- _WORK TO COMPLETE_
Will you extract the entries word for word? Images should not appear in the copy.
◇ ◇ ◇ ◇ ◇ ◇ ◇
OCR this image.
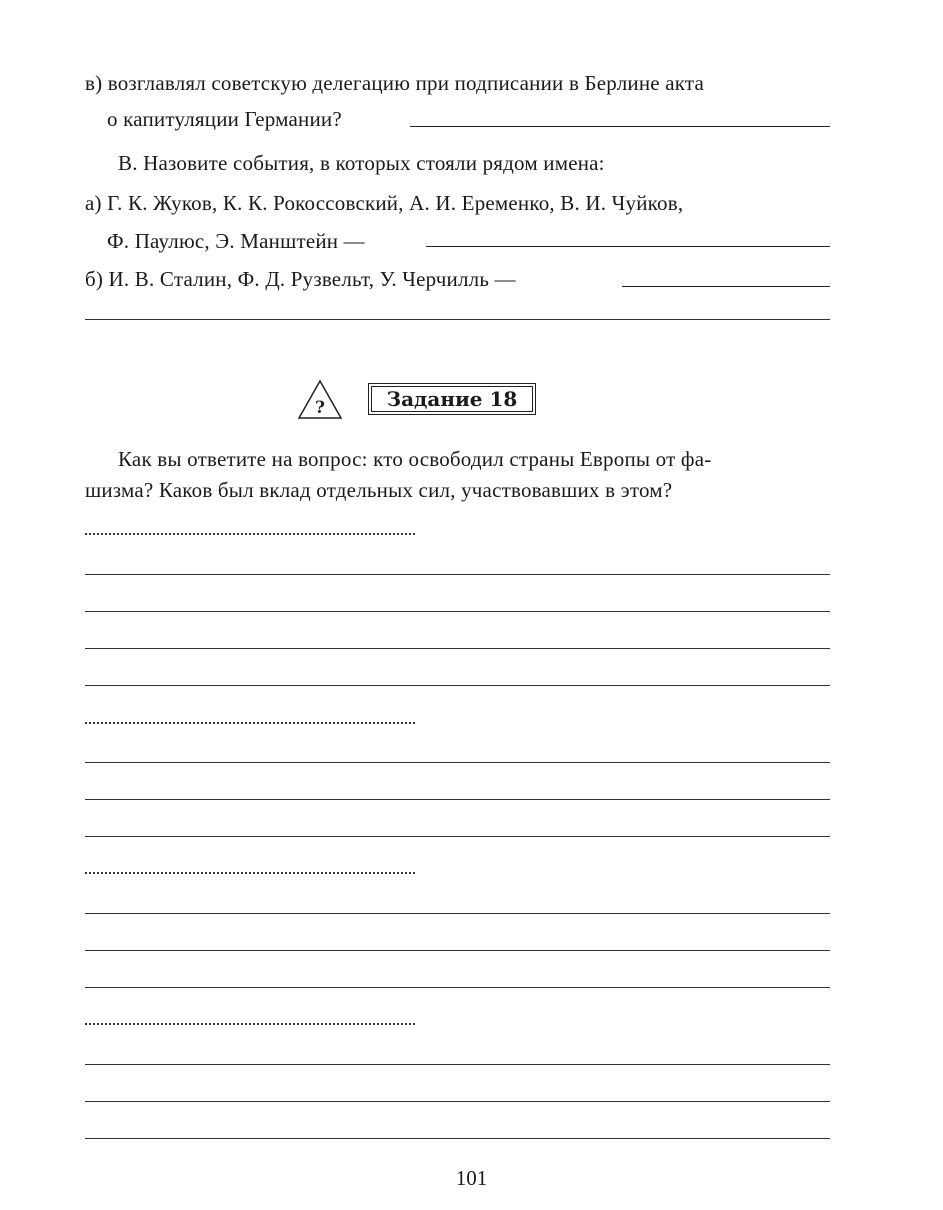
в) возглавлял советскую делегацию при подписании в Берлине акта
о капитуляции Германии?
В. Назовите события, в которых стояли рядом имена:
а) Г. К. Жуков, К. К. Рокоссовский, А. И. Еременко, В. И. Чуйков,
Ф. Паулюс, Э. Манштейн —
б) И. В. Сталин, Ф. Д. Рузвельт, У. Черчилль —
?	Задание 18
Как вы ответите на вопрос: кто освободил страны Европы от фа-
шизма? Каков был вклад отдельных сил, участвовавших в этом?
101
◇ ◇ ◇ ◇ ◇ ◇ ◇
- _EXERCISE RESULT_
OCR this image.
в) возглавлял советскую делегацию при подписании в Берлине акта
о капитуляции Германии?
В. Назовите события, в которых стояли рядом имена:
а) Г. К. Жуков, К. К. Рокоссовский, А. И. Еременко, В. И. Чуйков,
Ф. Паулюс, Э. Манштейн —
б) И. В. Сталин, Ф. Д. Рузвельт, У. Черчилль —
?	Задание 18
Как вы ответите на вопрос: кто освободил страны Европы от фа-
шизма? Каков был вклад отдельных сил, участвовавших в этом?
101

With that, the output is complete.